<<<<

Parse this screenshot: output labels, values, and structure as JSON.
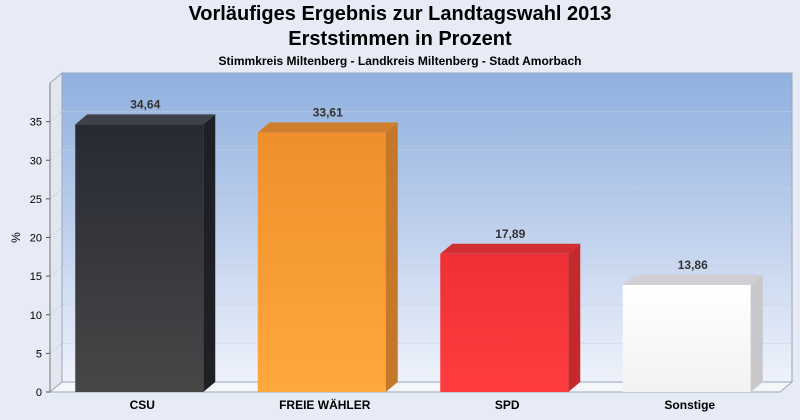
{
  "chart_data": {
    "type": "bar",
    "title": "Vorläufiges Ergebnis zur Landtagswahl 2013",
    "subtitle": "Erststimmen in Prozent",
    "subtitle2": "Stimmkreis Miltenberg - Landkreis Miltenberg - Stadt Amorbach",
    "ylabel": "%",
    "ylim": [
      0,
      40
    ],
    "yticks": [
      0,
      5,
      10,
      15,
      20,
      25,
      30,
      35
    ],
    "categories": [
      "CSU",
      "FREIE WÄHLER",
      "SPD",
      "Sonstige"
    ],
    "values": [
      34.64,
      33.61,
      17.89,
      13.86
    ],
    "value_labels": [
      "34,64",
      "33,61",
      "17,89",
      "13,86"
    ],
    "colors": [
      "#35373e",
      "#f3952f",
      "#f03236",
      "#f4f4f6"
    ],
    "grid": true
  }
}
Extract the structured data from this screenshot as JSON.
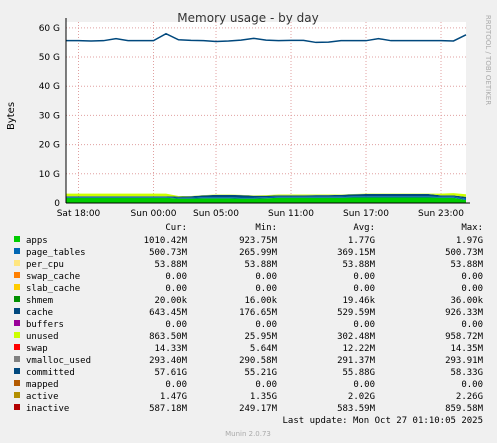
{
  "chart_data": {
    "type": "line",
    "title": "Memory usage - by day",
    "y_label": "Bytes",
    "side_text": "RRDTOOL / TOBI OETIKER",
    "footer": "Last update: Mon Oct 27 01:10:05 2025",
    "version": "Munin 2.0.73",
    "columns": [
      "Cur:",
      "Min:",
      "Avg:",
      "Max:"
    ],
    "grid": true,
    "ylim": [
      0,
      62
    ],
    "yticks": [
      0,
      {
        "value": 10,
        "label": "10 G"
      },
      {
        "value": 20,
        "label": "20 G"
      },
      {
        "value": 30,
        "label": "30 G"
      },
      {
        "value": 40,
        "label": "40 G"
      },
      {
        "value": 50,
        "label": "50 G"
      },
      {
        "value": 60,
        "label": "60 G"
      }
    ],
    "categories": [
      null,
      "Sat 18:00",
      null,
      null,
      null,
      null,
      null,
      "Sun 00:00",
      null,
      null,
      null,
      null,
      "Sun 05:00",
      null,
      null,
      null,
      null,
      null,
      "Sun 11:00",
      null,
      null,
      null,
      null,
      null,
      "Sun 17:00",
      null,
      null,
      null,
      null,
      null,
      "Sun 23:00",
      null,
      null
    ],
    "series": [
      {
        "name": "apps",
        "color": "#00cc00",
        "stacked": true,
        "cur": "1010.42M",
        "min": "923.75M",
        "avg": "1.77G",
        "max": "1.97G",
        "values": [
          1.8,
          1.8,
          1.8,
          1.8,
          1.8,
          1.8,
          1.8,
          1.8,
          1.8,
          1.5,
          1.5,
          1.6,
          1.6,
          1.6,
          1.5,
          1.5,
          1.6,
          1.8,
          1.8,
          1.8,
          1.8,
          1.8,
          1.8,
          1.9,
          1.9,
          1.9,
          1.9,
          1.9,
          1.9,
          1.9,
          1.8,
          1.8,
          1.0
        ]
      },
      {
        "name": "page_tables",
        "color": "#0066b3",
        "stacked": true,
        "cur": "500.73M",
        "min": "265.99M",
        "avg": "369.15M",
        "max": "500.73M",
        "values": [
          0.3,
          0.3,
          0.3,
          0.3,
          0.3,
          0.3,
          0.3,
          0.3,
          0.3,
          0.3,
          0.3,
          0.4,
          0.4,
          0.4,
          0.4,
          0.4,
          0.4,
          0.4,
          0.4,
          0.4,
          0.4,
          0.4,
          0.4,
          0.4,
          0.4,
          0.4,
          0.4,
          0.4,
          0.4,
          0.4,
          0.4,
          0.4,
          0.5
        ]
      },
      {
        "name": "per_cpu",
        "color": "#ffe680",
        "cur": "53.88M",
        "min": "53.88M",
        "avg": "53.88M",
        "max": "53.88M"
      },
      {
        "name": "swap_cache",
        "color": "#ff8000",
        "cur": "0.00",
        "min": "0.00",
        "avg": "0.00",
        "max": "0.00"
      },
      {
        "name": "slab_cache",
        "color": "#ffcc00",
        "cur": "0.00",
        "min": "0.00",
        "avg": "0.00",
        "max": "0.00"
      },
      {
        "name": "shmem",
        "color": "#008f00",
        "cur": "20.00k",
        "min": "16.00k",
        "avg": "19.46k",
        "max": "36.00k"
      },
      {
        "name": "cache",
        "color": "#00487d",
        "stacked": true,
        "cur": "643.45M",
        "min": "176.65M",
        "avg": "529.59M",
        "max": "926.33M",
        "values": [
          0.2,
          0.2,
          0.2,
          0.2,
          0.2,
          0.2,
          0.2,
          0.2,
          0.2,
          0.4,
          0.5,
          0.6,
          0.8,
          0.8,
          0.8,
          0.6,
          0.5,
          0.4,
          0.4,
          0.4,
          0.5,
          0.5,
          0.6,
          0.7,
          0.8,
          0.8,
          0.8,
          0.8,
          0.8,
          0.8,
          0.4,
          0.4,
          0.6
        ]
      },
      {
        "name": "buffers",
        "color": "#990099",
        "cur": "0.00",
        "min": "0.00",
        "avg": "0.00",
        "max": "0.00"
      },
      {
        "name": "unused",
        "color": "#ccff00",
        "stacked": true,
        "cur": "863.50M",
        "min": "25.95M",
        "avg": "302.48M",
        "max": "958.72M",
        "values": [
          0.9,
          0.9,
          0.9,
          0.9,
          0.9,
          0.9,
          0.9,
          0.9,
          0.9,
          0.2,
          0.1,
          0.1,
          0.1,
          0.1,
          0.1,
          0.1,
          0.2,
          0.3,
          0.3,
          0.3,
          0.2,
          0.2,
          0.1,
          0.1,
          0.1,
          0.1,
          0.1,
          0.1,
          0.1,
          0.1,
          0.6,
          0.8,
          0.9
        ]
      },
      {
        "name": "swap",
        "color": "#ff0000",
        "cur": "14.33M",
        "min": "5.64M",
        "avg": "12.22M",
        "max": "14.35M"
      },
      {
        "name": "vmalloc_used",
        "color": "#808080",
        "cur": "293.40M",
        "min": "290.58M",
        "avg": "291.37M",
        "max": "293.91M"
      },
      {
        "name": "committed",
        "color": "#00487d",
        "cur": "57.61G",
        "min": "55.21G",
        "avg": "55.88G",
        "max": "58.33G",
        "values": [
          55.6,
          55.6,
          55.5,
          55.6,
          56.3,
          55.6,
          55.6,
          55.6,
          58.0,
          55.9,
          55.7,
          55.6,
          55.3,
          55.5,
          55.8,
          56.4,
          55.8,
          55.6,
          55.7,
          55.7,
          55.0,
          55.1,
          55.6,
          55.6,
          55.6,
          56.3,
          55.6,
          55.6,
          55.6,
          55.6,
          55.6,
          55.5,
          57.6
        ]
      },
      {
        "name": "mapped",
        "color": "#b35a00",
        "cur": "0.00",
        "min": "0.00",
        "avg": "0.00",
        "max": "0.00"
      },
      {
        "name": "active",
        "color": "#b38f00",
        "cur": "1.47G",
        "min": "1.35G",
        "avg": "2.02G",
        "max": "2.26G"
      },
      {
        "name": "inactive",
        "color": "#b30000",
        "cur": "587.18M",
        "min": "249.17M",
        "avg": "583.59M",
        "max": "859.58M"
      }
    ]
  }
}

>>>>

_OBJECTIVE_:
Indicate how many lines of the material contain the string "screenshot", giving the number and nothing more.

_THE RESPONSE_:
2